TASK DETAILS
From the entries below, gather each line containing the word "color".

PROVIDED RECORDS
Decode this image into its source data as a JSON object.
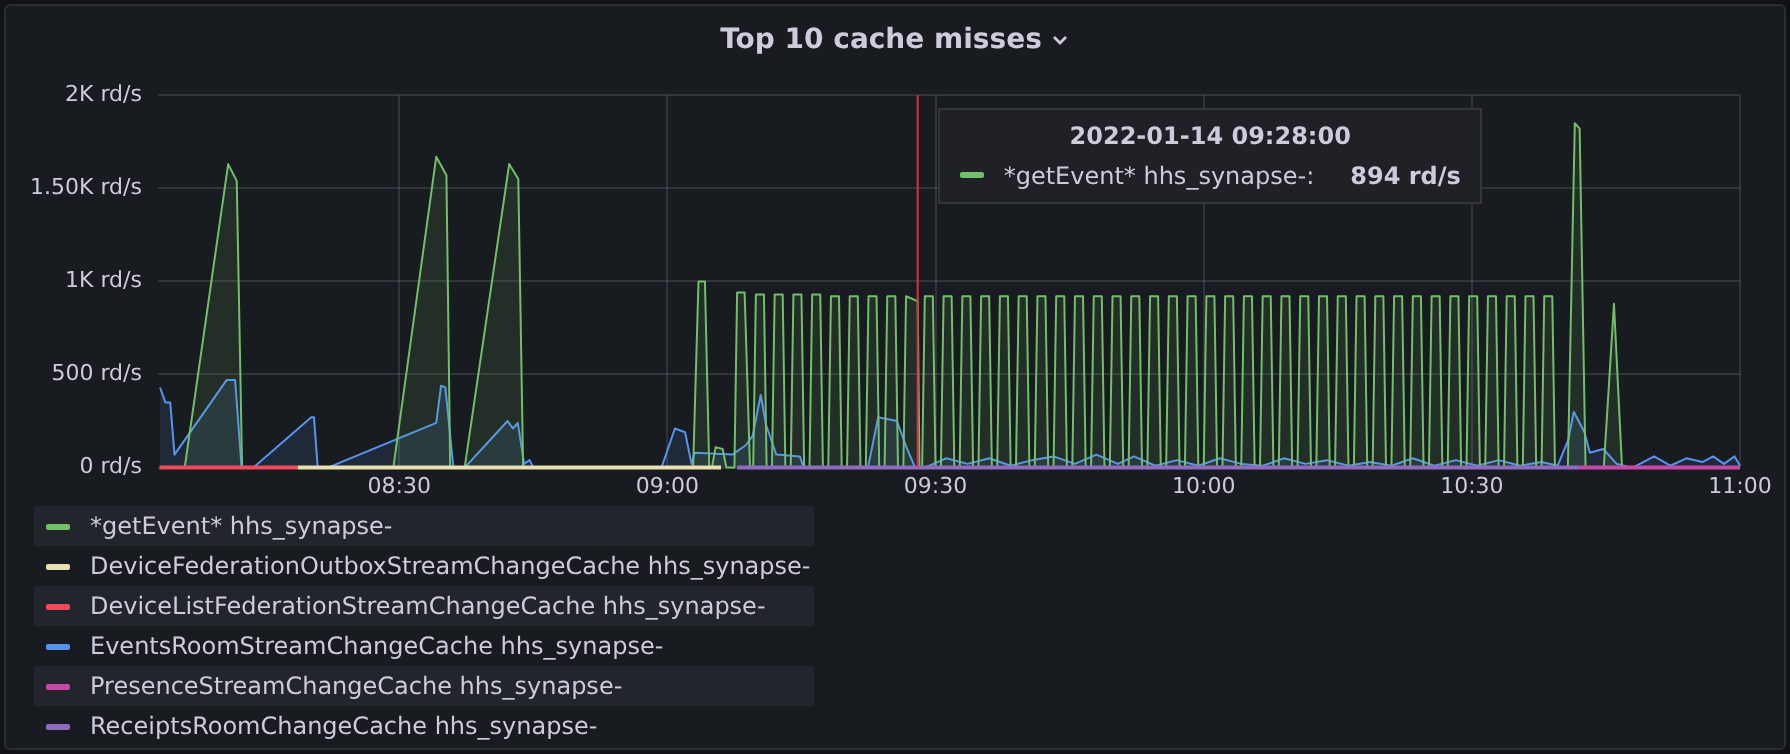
{
  "chart_data": {
    "type": "line",
    "title": "Top 10 cache misses",
    "xlim": [
      8.05,
      11.0
    ],
    "xticks": [
      {
        "value": 8.5,
        "label": "08:30"
      },
      {
        "value": 9,
        "label": "09:00"
      },
      {
        "value": 9.5,
        "label": "09:30"
      },
      {
        "value": 10,
        "label": "10:00"
      },
      {
        "value": 10.5,
        "label": "10:30"
      },
      {
        "value": 11,
        "label": "11:00"
      }
    ],
    "ylim": [
      0,
      2000
    ],
    "yticks": [
      {
        "value": 0,
        "label": "0 rd/s"
      },
      {
        "value": 500,
        "label": "500 rd/s"
      },
      {
        "value": 1000,
        "label": "1K rd/s"
      },
      {
        "value": 1500,
        "label": "1.50K rd/s"
      },
      {
        "value": 2000,
        "label": "2K rd/s"
      }
    ],
    "grid": true,
    "legend": "bottom",
    "marker": "none",
    "line_style": "solid",
    "ref_lines": [
      {
        "axis": "x",
        "value": 9.4667,
        "color": "#e02f44"
      }
    ],
    "annotations": [
      "2022-01-14 09:28:00",
      "*getEvent* hhs_synapse-:",
      "894 rd/s"
    ],
    "series": [
      {
        "name": "*getEvent* hhs_synapse-",
        "type": "area",
        "color": "#73bf69",
        "x": [
          8.1,
          8.181,
          8.197,
          8.207,
          8.489,
          8.569,
          8.588,
          8.595,
          8.622,
          8.705,
          8.722,
          8.731,
          9.048,
          9.058,
          9.07,
          9.078,
          9.083,
          9.09,
          9.103,
          9.11,
          9.125,
          9.13,
          9.144,
          9.154,
          9.16,
          9.165,
          9.18,
          9.185,
          9.195,
          9.2,
          9.215,
          9.22,
          9.23,
          9.235,
          9.25,
          9.255,
          9.265,
          9.27,
          9.285,
          9.29,
          9.3,
          9.305,
          9.32,
          9.325,
          9.335,
          9.34,
          9.355,
          9.36,
          9.37,
          9.375,
          9.39,
          9.395,
          9.405,
          9.41,
          9.425,
          9.43,
          9.44,
          9.445,
          9.4667,
          9.47,
          9.475,
          9.48,
          9.495,
          9.5,
          9.51,
          9.515,
          9.53,
          9.535,
          9.545,
          9.55,
          9.565,
          9.57,
          9.58,
          9.585,
          9.6,
          9.605,
          9.615,
          9.62,
          9.635,
          9.64,
          9.65,
          9.655,
          9.67,
          9.675,
          9.685,
          9.69,
          9.705,
          9.71,
          9.72,
          9.725,
          9.74,
          9.745,
          9.755,
          9.76,
          9.775,
          9.78,
          9.79,
          9.795,
          9.81,
          9.815,
          9.825,
          9.83,
          9.845,
          9.85,
          9.86,
          9.865,
          9.88,
          9.885,
          9.895,
          9.9,
          9.915,
          9.92,
          9.93,
          9.935,
          9.95,
          9.955,
          9.965,
          9.97,
          9.985,
          9.99,
          10.0,
          10.005,
          10.02,
          10.025,
          10.035,
          10.04,
          10.055,
          10.06,
          10.07,
          10.075,
          10.09,
          10.095,
          10.105,
          10.11,
          10.125,
          10.13,
          10.14,
          10.145,
          10.16,
          10.165,
          10.175,
          10.18,
          10.195,
          10.2,
          10.21,
          10.215,
          10.23,
          10.235,
          10.245,
          10.25,
          10.265,
          10.27,
          10.28,
          10.285,
          10.3,
          10.305,
          10.315,
          10.32,
          10.335,
          10.34,
          10.35,
          10.355,
          10.37,
          10.375,
          10.385,
          10.39,
          10.405,
          10.41,
          10.42,
          10.425,
          10.44,
          10.445,
          10.455,
          10.46,
          10.475,
          10.48,
          10.49,
          10.495,
          10.51,
          10.515,
          10.525,
          10.53,
          10.545,
          10.55,
          10.56,
          10.565,
          10.58,
          10.585,
          10.595,
          10.6,
          10.615,
          10.62,
          10.63,
          10.635,
          10.65,
          10.655,
          10.679,
          10.692,
          10.701,
          10.712,
          10.746,
          10.765,
          10.78,
          11.0
        ],
        "values": [
          0,
          1630,
          1540,
          0,
          0,
          1670,
          1570,
          0,
          0,
          1630,
          1550,
          0,
          0,
          1000,
          1000,
          0,
          0,
          110,
          100,
          0,
          0,
          940,
          940,
          0,
          0,
          930,
          930,
          0,
          0,
          930,
          930,
          0,
          0,
          930,
          930,
          0,
          0,
          930,
          930,
          0,
          0,
          920,
          920,
          0,
          0,
          920,
          920,
          0,
          0,
          920,
          920,
          0,
          0,
          920,
          920,
          0,
          0,
          920,
          894,
          0,
          0,
          920,
          920,
          0,
          0,
          920,
          920,
          0,
          0,
          920,
          920,
          0,
          0,
          920,
          920,
          0,
          0,
          920,
          920,
          0,
          0,
          920,
          920,
          0,
          0,
          920,
          920,
          0,
          0,
          920,
          920,
          0,
          0,
          920,
          920,
          0,
          0,
          920,
          920,
          0,
          0,
          920,
          920,
          0,
          0,
          920,
          920,
          0,
          0,
          920,
          920,
          0,
          0,
          920,
          920,
          0,
          0,
          920,
          920,
          0,
          0,
          920,
          920,
          0,
          0,
          920,
          920,
          0,
          0,
          920,
          920,
          0,
          0,
          920,
          920,
          0,
          0,
          920,
          920,
          0,
          0,
          920,
          920,
          0,
          0,
          920,
          920,
          0,
          0,
          920,
          920,
          0,
          0,
          920,
          920,
          0,
          0,
          920,
          920,
          0,
          0,
          920,
          920,
          0,
          0,
          920,
          920,
          0,
          0,
          920,
          920,
          0,
          0,
          920,
          920,
          0,
          0,
          920,
          920,
          0,
          0,
          920,
          920,
          0,
          0,
          920,
          920,
          0,
          0,
          920,
          920,
          0,
          0,
          920,
          920,
          0,
          0,
          1850,
          1820,
          0,
          0,
          880,
          0,
          0
        ]
      },
      {
        "name": "DeviceFederationOutboxStreamChangeCache hhs_synapse-",
        "type": "line",
        "color": "#e8e0b0",
        "x": [
          8.311,
          8.5,
          8.7,
          8.9,
          9.1
        ],
        "values": [
          0,
          0,
          0,
          0,
          0
        ]
      },
      {
        "name": "DeviceListFederationStreamChangeCache hhs_synapse-",
        "type": "line",
        "color": "#f2495c",
        "x": [
          8.053,
          8.311
        ],
        "values": [
          0,
          0
        ]
      },
      {
        "name": "EventsRoomStreamChangeCache hhs_synapse-",
        "type": "area",
        "color": "#5794f2",
        "x": [
          8.054,
          8.064,
          8.073,
          8.081,
          8.178,
          8.194,
          8.206,
          8.228,
          8.336,
          8.341,
          8.348,
          8.367,
          8.569,
          8.578,
          8.586,
          8.601,
          8.622,
          8.702,
          8.712,
          8.721,
          8.733,
          8.743,
          8.75,
          8.989,
          9.014,
          9.033,
          9.045,
          9.051,
          9.121,
          9.146,
          9.159,
          9.174,
          9.184,
          9.203,
          9.247,
          9.254,
          9.374,
          9.393,
          9.428,
          9.447,
          9.462,
          9.48,
          9.52,
          9.56,
          9.6,
          9.64,
          9.68,
          9.72,
          9.76,
          9.8,
          9.84,
          9.87,
          9.91,
          9.95,
          9.99,
          10.03,
          10.07,
          10.11,
          10.15,
          10.19,
          10.23,
          10.27,
          10.31,
          10.35,
          10.39,
          10.43,
          10.47,
          10.51,
          10.55,
          10.59,
          10.63,
          10.66,
          10.68,
          10.69,
          10.71,
          10.72,
          10.745,
          10.77,
          10.8,
          10.84,
          10.87,
          10.9,
          10.93,
          10.95,
          10.97,
          10.99,
          11.0
        ],
        "values": [
          430,
          350,
          350,
          70,
          470,
          470,
          0,
          0,
          270,
          270,
          0,
          0,
          240,
          440,
          430,
          0,
          0,
          250,
          210,
          240,
          20,
          40,
          0,
          0,
          210,
          190,
          20,
          80,
          70,
          120,
          170,
          390,
          230,
          70,
          60,
          0,
          0,
          270,
          250,
          100,
          0,
          0,
          50,
          20,
          50,
          10,
          40,
          60,
          20,
          70,
          20,
          60,
          10,
          40,
          10,
          50,
          20,
          10,
          50,
          20,
          40,
          10,
          30,
          10,
          50,
          10,
          40,
          10,
          40,
          10,
          30,
          10,
          150,
          300,
          190,
          80,
          100,
          20,
          0,
          60,
          10,
          50,
          30,
          60,
          20,
          60,
          10
        ]
      },
      {
        "name": "PresenceStreamChangeCache hhs_synapse-",
        "type": "line",
        "color": "#c848a8",
        "x": [
          10.7,
          11.0
        ],
        "values": [
          0,
          0
        ]
      },
      {
        "name": "ReceiptsRoomChangeCache hhs_synapse-",
        "type": "line",
        "color": "#8f6bbf",
        "x": [
          9.13,
          10.7
        ],
        "values": [
          0,
          0
        ]
      }
    ]
  }
}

EXERCISE OUTPUT
        "color": "#e02f44"
        "color": "#73bf69",
        "color": "#e8e0b0",
        "color": "#f2495c",
        "color": "#5794f2",
        "color": "#c848a8",
        "color": "#8f6bbf",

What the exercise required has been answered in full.